Pull out every line below that holds the word "marchand".

═══ Records for the task

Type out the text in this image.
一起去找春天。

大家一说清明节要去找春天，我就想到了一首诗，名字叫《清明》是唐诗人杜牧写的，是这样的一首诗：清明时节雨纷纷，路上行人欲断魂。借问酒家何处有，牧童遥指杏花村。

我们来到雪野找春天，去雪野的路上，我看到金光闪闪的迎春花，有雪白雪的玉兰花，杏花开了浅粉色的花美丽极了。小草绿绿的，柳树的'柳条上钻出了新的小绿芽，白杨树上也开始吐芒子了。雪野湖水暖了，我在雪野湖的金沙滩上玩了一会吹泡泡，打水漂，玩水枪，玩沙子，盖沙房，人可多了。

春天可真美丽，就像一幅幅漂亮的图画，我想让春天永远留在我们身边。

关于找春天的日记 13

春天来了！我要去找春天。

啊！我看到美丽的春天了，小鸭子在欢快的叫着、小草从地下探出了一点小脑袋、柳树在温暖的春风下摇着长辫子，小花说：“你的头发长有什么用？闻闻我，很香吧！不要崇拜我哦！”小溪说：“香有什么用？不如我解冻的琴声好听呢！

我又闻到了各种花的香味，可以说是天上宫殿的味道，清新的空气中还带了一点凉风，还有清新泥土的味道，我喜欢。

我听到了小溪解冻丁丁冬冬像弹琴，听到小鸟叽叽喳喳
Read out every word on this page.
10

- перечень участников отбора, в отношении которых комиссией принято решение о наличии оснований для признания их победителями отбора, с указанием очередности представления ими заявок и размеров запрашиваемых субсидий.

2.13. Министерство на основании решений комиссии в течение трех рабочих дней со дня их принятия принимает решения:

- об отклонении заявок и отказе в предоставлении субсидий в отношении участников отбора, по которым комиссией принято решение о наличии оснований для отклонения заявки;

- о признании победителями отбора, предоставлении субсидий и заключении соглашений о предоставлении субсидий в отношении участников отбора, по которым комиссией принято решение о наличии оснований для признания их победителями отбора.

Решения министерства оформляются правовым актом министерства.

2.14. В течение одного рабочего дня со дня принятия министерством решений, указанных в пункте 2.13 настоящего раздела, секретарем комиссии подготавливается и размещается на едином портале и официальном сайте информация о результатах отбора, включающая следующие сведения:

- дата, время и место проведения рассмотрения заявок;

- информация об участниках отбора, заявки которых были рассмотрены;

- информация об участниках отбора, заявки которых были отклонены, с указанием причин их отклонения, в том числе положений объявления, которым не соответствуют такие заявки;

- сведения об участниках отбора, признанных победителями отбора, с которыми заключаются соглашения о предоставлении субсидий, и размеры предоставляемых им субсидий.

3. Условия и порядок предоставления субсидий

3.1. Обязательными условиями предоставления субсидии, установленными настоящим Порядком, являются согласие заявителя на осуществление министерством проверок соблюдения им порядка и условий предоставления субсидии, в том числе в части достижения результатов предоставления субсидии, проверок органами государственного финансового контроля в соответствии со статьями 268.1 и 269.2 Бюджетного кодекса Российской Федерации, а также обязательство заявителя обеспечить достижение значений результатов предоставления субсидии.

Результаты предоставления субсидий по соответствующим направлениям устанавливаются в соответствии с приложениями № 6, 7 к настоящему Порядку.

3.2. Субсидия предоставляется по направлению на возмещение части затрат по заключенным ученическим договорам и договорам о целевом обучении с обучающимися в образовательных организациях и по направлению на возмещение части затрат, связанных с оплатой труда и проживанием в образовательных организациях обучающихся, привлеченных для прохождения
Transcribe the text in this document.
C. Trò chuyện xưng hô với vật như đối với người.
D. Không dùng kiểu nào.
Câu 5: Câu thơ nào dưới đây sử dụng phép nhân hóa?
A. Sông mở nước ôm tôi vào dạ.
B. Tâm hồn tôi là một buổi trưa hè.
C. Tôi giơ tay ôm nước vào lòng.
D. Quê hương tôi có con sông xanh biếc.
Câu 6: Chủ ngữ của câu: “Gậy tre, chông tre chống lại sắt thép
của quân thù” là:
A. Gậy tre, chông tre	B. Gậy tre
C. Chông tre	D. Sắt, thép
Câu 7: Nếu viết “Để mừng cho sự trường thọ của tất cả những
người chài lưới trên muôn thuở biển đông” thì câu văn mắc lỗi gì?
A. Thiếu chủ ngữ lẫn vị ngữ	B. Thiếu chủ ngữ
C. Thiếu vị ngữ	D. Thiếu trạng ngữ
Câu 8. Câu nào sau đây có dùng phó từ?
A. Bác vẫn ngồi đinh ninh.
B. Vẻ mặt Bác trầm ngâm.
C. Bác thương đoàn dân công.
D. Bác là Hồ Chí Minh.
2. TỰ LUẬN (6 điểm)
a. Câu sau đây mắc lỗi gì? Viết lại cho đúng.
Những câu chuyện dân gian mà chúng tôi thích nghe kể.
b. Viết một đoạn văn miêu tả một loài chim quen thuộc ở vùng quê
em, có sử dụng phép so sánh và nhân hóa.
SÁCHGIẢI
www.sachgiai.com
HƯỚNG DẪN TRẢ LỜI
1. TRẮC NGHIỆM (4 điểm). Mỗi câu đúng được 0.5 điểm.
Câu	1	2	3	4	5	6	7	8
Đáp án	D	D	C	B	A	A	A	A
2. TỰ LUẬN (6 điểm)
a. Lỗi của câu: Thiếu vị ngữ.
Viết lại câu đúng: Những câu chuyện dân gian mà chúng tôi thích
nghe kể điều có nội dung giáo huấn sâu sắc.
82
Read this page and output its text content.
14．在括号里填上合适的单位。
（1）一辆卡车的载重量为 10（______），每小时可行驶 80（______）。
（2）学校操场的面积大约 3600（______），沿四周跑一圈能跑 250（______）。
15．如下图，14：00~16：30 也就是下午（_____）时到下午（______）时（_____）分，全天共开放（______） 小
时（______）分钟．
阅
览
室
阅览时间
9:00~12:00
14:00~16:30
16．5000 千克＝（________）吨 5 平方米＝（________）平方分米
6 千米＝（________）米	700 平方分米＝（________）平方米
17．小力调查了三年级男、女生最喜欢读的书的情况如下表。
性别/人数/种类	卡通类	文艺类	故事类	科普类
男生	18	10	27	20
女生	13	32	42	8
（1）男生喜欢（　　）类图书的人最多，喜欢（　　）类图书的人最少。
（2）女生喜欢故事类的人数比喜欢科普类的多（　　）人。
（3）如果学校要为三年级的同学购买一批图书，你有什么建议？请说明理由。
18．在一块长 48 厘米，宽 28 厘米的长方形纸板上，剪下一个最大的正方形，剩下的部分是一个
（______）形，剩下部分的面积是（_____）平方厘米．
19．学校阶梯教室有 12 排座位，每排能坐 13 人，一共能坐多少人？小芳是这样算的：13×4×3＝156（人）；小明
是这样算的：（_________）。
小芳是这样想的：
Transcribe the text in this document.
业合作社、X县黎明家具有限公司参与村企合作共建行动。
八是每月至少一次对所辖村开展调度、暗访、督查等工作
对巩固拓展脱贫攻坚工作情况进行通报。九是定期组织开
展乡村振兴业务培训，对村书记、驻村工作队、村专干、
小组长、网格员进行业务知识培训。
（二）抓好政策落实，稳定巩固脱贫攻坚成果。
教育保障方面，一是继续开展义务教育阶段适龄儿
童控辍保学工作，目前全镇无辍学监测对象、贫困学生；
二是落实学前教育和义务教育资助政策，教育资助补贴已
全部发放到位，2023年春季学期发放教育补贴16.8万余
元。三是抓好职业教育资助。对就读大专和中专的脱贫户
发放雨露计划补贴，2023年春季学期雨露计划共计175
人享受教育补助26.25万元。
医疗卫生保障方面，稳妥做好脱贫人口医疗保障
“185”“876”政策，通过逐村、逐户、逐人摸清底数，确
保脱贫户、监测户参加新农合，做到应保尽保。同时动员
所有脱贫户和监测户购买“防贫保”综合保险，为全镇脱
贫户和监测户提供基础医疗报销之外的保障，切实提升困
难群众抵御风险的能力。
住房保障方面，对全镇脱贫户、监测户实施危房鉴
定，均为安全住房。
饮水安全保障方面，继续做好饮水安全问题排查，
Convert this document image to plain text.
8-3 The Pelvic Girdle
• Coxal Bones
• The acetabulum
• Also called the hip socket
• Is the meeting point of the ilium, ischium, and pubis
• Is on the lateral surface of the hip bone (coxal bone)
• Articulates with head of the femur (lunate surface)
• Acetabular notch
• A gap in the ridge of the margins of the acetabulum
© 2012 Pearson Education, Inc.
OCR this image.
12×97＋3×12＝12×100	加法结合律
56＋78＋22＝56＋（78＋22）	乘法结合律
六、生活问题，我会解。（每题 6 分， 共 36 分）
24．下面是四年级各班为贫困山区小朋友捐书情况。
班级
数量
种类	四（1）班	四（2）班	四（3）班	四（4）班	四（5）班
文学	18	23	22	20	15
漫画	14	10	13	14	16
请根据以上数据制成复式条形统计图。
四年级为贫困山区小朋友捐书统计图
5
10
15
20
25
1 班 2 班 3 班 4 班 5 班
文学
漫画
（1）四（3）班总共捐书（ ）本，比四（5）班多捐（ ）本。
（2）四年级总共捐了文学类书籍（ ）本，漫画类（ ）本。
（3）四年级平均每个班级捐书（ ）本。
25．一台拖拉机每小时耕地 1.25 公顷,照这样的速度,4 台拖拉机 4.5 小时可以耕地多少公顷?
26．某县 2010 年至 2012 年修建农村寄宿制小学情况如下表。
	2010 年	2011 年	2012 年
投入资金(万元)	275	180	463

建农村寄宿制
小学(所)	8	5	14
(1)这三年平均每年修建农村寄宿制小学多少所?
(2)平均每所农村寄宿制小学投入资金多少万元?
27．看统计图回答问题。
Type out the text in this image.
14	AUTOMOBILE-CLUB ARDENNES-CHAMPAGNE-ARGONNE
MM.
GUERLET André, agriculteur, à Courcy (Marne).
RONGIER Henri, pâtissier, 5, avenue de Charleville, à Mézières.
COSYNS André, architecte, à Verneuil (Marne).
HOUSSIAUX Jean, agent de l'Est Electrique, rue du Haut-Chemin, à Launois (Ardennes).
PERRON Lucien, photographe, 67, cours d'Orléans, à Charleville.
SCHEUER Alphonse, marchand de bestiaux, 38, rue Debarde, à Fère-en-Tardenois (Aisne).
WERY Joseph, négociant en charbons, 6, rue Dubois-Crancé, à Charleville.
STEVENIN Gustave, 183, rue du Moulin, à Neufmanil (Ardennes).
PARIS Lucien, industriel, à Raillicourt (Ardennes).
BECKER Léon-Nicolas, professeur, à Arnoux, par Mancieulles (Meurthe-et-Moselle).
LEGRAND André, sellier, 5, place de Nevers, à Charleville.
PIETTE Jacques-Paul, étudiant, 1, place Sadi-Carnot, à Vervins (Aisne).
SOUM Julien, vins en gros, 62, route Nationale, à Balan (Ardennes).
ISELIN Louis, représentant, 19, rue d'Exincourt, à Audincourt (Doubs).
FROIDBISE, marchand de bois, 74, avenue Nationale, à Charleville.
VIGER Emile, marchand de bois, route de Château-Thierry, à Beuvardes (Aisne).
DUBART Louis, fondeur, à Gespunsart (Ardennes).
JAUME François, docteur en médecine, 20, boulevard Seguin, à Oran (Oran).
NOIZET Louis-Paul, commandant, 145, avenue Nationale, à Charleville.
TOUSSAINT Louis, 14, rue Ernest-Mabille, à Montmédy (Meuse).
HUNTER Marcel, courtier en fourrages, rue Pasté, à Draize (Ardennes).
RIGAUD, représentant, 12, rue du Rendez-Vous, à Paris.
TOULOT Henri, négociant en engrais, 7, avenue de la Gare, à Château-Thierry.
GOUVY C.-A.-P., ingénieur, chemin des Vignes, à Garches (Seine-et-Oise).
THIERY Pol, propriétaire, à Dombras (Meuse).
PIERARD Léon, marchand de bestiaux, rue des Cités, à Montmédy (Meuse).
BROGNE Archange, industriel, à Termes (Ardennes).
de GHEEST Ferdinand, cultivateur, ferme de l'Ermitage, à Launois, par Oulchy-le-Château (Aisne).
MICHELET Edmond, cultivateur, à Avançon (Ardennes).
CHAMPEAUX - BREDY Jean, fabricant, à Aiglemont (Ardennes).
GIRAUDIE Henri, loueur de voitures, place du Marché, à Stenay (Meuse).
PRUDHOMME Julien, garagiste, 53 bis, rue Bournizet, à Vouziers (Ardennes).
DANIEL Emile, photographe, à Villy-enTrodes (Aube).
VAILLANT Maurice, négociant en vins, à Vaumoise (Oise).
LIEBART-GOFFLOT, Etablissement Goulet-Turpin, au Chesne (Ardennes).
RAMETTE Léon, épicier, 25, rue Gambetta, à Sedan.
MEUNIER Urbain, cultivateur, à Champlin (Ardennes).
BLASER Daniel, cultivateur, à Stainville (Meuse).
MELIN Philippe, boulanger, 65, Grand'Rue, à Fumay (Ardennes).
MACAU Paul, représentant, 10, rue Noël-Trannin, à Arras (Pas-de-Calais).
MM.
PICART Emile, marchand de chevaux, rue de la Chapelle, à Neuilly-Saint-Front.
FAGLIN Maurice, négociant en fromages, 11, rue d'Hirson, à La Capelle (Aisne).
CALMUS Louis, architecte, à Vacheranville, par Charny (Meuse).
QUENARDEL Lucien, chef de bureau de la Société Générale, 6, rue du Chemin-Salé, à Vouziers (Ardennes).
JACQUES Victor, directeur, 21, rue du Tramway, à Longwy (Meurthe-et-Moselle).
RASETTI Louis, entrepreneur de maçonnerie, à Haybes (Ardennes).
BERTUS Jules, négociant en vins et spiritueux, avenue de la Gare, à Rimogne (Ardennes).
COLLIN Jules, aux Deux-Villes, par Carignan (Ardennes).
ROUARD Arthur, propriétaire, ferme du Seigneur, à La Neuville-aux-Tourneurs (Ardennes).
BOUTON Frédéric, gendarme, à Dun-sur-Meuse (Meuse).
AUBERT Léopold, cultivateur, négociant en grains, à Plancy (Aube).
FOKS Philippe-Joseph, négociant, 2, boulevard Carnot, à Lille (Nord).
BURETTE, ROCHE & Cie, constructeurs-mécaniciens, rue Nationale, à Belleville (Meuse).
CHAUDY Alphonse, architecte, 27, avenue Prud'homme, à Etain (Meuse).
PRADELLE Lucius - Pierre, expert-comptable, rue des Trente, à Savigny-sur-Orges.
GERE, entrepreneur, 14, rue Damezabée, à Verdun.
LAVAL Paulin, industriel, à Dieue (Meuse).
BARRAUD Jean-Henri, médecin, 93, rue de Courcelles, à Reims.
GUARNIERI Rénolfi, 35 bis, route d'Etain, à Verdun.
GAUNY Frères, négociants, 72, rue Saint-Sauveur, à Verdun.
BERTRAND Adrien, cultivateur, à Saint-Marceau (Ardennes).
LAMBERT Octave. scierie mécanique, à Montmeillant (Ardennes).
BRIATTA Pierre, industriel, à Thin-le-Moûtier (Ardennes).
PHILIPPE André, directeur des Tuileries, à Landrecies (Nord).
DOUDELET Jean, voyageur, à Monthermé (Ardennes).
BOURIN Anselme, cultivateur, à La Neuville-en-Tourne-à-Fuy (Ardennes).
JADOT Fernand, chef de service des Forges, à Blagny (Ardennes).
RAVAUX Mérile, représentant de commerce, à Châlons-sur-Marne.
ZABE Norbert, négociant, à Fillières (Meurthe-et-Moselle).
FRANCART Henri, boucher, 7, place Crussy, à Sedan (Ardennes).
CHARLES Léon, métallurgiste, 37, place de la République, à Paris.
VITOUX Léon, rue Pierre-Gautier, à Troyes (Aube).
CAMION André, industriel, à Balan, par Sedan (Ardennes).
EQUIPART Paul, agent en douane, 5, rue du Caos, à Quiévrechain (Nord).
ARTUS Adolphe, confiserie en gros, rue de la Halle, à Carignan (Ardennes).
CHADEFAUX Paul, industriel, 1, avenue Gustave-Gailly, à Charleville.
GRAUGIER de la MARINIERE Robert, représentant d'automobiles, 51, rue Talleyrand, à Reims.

══════

### Task output
SCHEUER Alphonse, marchand de bestiaux, 38, rue Debarde, à Fère-en-Tardenois (Aisne).
FROIDBISE, marchand de bois, 74, avenue Nationale, à Charleville.
VIGER Emile, marchand de bois, route de Château-Thierry, à Beuvardes (Aisne).
PIERARD Léon, marchand de bestiaux, rue des Cités, à Montmédy (Meuse).
PICART Emile, marchand de chevaux, rue de la Chapelle, à Neuilly-Saint-Front.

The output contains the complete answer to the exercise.